Each line containing the word "true" needs to be copied.

■ ENTRIES
##########

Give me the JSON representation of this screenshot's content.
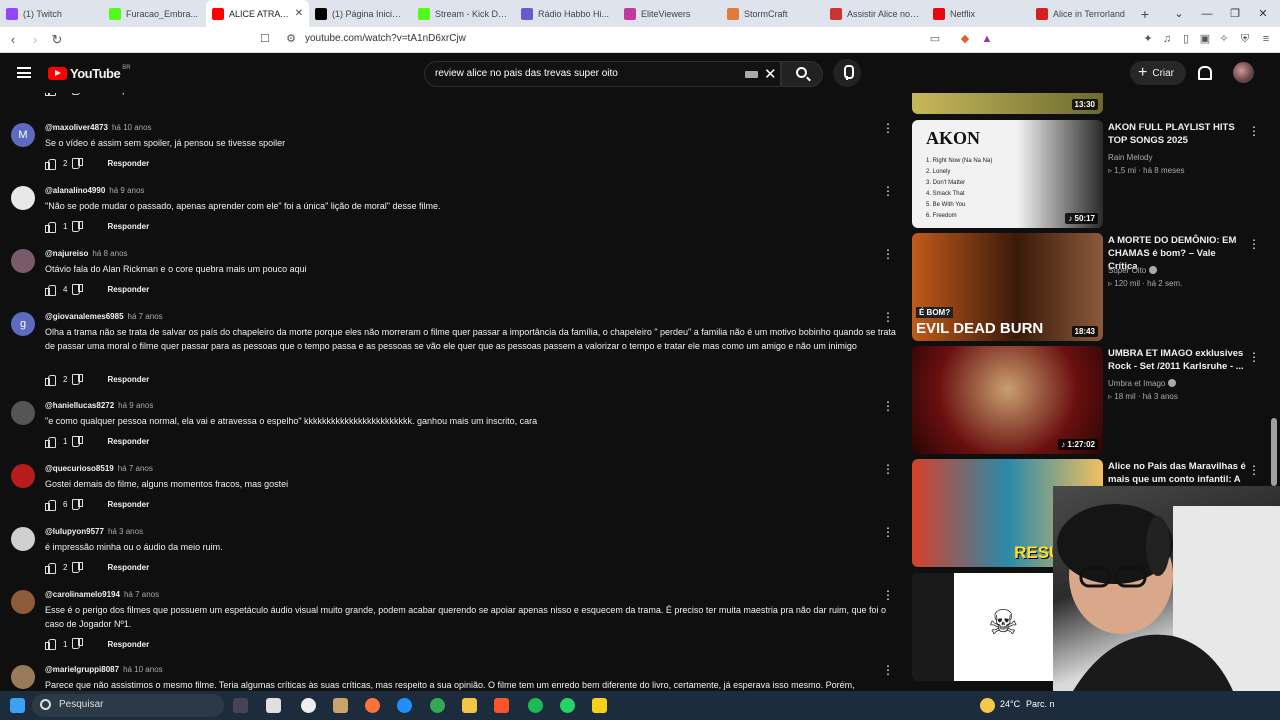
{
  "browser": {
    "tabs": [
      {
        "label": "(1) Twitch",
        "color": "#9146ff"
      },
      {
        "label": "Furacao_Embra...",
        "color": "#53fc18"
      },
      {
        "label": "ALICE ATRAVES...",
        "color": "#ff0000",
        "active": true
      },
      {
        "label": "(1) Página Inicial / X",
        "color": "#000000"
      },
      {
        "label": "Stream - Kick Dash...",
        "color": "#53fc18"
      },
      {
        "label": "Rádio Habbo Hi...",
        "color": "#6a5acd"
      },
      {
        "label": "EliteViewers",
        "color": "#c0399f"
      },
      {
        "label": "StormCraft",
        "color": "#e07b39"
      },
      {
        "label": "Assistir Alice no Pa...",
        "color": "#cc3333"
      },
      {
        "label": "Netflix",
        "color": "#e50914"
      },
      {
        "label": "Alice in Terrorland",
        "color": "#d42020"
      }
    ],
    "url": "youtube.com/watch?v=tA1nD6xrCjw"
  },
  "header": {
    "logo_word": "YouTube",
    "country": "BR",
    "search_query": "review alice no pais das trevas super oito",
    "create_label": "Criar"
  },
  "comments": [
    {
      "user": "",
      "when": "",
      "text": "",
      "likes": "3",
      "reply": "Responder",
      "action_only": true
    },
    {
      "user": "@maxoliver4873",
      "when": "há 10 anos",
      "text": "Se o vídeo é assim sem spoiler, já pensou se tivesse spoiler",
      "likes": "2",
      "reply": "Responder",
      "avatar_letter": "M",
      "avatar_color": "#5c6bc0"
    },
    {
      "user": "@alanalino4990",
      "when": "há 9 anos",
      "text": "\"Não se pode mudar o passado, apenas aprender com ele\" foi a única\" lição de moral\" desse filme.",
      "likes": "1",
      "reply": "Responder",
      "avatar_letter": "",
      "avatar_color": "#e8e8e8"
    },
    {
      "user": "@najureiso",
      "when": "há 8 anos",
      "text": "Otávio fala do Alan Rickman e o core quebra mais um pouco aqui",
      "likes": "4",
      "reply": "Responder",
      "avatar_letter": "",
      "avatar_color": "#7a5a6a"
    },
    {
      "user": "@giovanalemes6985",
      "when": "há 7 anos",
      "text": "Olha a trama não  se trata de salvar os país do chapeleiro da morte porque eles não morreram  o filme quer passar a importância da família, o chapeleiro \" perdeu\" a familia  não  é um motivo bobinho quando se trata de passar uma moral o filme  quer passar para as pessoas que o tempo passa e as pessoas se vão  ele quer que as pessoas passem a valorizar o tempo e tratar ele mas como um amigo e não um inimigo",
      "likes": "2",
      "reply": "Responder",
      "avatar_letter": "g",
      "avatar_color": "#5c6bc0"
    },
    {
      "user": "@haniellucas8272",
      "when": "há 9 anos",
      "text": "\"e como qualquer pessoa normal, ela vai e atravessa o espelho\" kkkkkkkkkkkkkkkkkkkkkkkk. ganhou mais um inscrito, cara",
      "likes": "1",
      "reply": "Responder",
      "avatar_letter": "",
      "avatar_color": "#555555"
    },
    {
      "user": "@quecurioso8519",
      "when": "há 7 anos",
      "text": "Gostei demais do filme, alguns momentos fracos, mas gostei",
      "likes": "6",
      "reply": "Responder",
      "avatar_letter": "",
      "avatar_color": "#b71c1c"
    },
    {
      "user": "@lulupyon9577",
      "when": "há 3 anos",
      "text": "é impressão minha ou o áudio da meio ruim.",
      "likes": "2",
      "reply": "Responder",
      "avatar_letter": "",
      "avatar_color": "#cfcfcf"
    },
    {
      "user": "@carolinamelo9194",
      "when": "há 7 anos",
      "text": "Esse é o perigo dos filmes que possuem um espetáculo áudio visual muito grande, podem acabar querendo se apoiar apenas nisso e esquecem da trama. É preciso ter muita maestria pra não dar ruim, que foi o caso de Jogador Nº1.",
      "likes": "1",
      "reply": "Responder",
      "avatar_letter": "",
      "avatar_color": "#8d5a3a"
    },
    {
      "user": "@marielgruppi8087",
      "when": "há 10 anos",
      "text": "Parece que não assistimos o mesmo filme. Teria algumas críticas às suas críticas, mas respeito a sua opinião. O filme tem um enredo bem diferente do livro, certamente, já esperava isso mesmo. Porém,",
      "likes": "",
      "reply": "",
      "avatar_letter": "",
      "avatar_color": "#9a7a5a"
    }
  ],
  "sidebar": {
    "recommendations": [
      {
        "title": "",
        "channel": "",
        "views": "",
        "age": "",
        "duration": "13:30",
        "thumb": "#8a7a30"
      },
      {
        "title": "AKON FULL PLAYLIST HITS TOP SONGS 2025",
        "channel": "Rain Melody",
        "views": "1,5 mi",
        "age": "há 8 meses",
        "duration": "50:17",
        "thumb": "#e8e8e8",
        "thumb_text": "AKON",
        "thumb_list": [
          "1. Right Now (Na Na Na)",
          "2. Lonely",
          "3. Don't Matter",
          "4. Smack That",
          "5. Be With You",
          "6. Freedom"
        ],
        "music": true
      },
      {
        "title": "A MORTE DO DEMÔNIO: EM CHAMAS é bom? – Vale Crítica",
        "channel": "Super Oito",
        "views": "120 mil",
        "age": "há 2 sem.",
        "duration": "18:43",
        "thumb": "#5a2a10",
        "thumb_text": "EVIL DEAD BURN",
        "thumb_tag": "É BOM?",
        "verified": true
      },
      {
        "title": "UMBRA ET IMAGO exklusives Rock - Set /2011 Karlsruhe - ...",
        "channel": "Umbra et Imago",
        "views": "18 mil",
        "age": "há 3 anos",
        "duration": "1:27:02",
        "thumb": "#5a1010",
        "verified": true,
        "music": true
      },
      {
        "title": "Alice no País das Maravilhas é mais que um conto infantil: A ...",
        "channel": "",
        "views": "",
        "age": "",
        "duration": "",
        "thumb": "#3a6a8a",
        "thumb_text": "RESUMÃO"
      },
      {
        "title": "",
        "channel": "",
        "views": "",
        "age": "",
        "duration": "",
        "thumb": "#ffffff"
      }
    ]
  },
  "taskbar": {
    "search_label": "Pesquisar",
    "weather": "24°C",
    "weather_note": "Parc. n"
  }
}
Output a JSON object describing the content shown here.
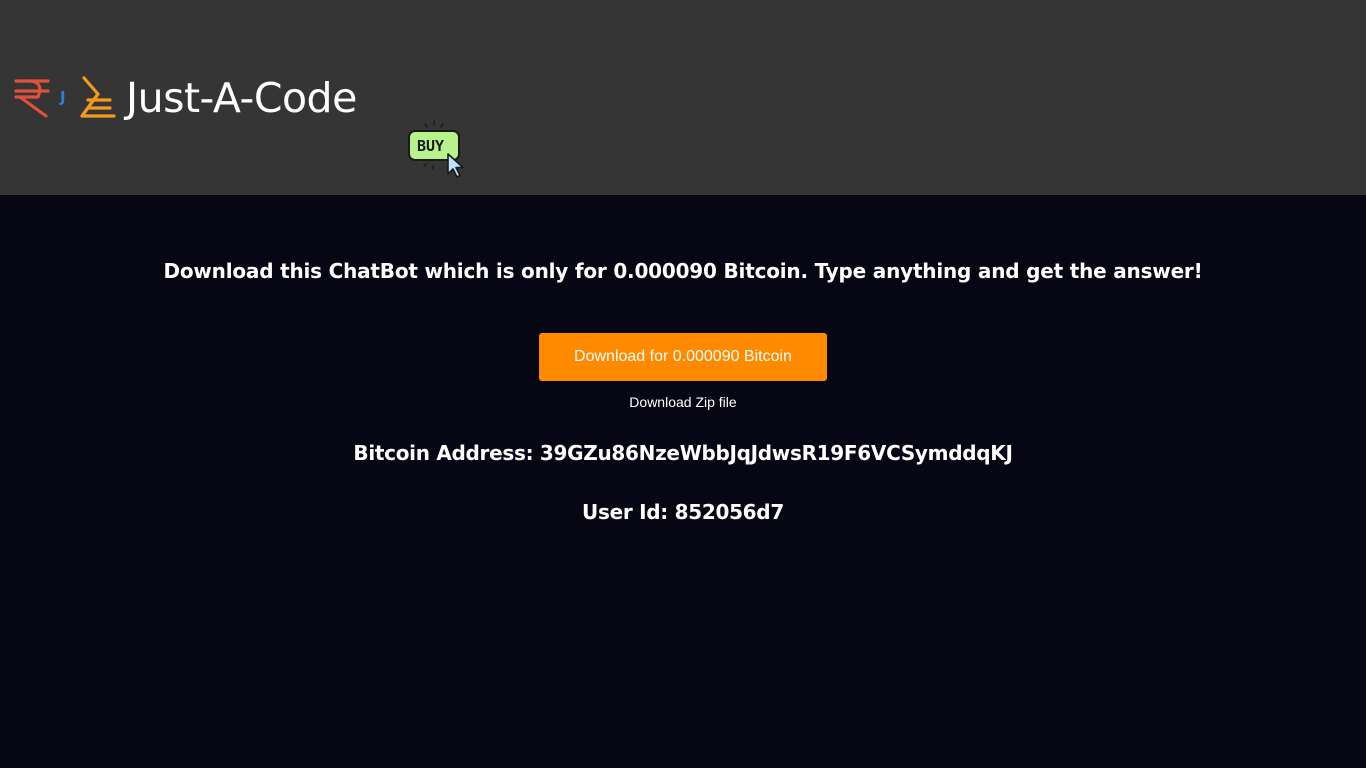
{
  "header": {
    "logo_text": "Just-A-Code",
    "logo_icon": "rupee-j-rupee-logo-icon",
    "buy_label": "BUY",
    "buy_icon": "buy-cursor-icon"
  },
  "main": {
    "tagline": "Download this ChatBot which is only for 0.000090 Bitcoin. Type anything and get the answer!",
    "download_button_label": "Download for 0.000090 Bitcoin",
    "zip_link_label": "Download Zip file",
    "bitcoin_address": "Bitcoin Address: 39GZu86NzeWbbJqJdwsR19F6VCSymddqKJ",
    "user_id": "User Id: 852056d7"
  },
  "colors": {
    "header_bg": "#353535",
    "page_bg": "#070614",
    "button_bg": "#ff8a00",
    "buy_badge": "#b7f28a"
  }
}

##########

■ COMPLETE OUTPUT
        "active": true
      "action_only": true
        "music": true
        "verified": true
        "verified": true,
        "music": true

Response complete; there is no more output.